» **The problem**: From the entries that follow, pick out all lines holding "ylabel".

» **Dataset content**:
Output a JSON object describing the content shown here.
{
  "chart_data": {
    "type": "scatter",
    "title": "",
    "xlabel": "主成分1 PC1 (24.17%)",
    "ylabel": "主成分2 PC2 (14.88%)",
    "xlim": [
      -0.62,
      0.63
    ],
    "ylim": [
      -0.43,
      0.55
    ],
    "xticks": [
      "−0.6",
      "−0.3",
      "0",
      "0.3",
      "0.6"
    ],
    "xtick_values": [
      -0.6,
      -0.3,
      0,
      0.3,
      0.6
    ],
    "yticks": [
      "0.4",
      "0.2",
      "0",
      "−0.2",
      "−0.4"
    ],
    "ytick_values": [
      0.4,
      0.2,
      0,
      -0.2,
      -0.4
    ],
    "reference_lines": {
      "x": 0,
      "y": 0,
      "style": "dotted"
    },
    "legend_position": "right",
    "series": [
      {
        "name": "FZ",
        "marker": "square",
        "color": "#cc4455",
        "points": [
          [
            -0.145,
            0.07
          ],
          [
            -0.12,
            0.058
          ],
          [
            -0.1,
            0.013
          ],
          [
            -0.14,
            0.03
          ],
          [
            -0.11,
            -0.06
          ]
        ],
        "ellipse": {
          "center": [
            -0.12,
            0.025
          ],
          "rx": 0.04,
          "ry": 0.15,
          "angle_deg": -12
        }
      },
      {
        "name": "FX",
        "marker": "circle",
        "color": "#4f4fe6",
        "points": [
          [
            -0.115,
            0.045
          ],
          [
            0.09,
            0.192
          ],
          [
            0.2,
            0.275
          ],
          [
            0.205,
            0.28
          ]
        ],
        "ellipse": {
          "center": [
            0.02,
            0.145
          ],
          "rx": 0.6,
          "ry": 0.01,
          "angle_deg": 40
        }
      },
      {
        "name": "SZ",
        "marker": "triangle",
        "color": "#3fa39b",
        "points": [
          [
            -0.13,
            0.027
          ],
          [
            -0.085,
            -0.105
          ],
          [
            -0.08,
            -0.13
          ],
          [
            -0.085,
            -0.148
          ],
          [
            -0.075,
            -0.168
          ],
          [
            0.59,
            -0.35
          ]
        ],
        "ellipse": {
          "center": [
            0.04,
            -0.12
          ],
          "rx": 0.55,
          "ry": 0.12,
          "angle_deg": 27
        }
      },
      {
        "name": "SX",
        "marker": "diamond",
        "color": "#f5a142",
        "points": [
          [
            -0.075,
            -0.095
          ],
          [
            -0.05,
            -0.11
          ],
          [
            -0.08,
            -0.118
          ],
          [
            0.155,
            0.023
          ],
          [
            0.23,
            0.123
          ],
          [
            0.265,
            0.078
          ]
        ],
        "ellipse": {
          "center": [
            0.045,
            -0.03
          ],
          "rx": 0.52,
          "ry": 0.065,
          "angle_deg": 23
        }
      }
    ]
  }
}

==

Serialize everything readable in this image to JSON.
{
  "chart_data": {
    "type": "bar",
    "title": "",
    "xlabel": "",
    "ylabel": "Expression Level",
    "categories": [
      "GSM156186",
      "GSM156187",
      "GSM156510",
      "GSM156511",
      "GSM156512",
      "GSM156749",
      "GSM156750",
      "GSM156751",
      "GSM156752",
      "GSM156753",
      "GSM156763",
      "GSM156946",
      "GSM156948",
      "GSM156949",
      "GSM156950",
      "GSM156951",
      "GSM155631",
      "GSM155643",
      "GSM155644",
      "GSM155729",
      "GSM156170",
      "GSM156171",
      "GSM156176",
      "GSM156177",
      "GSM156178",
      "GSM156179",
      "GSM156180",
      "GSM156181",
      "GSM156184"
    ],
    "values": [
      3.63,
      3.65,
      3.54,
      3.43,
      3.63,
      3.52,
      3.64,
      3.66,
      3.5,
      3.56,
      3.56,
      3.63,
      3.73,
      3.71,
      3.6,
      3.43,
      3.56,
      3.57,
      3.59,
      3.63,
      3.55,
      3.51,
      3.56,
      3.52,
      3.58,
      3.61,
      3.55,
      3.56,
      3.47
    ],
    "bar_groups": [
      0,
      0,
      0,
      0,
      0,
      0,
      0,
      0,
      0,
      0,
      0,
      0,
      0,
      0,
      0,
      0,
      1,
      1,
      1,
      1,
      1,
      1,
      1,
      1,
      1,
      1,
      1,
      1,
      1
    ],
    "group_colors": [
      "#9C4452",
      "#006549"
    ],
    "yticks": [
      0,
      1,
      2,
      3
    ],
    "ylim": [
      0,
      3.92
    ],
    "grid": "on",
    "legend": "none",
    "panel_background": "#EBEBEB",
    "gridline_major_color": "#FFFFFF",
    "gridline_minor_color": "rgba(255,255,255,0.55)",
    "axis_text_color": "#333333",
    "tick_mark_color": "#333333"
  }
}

» **Response to the task**:
    "ylabel": "主成分2 PC2 (14.88%)",
    "ylabel": "Expression Level",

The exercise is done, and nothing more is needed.